Items from a data source -

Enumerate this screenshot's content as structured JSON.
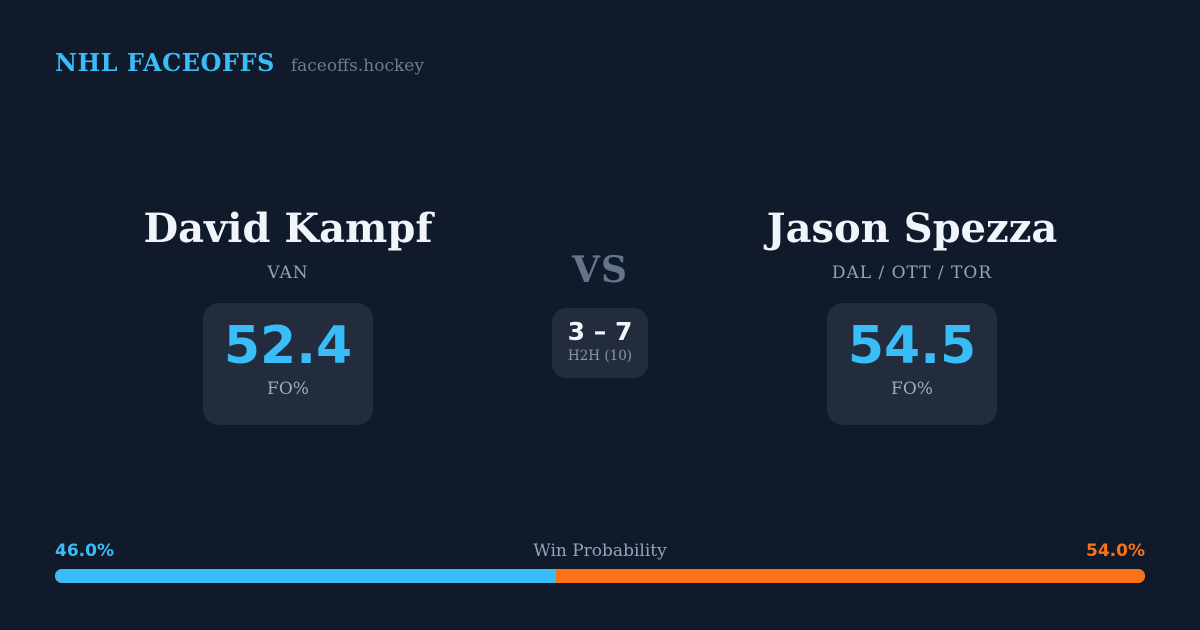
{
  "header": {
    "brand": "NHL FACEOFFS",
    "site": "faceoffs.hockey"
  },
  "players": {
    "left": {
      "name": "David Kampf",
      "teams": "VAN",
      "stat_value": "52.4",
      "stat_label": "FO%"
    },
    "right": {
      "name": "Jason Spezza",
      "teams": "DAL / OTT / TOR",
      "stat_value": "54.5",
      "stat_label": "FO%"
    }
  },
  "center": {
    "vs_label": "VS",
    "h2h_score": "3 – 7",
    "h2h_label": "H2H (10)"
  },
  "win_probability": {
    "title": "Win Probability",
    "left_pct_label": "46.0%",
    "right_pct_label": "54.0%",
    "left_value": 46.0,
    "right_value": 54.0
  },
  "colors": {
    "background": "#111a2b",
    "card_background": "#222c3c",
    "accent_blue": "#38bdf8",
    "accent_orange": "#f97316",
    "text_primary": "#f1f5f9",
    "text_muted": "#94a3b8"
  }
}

* * *

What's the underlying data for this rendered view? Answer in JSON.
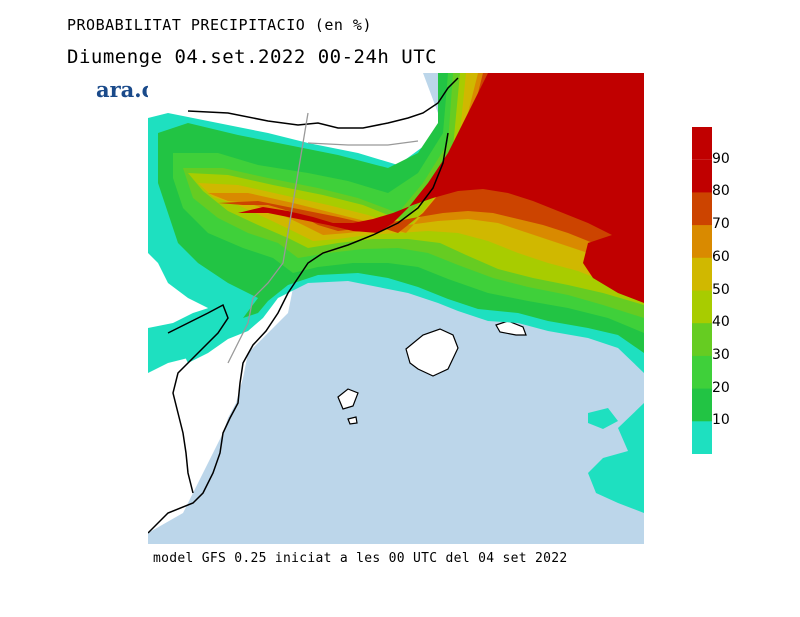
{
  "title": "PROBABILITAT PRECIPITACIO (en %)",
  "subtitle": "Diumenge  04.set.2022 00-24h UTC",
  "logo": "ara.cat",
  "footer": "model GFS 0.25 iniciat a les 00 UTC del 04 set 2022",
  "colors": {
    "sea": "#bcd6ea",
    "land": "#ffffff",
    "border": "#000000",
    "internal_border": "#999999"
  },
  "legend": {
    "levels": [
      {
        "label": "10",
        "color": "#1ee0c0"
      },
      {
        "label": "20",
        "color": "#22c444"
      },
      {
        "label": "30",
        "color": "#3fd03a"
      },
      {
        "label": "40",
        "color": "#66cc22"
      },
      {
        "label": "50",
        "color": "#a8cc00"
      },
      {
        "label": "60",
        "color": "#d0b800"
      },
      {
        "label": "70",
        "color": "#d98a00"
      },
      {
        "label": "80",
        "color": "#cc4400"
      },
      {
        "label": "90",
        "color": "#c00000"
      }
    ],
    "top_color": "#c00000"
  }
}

Objective - Each line above that includes "this" should be shown.

Reply -
Enumerate this screenshot's content as structured JSON.
What's the underlying data for this rendered view? Answer in JSON.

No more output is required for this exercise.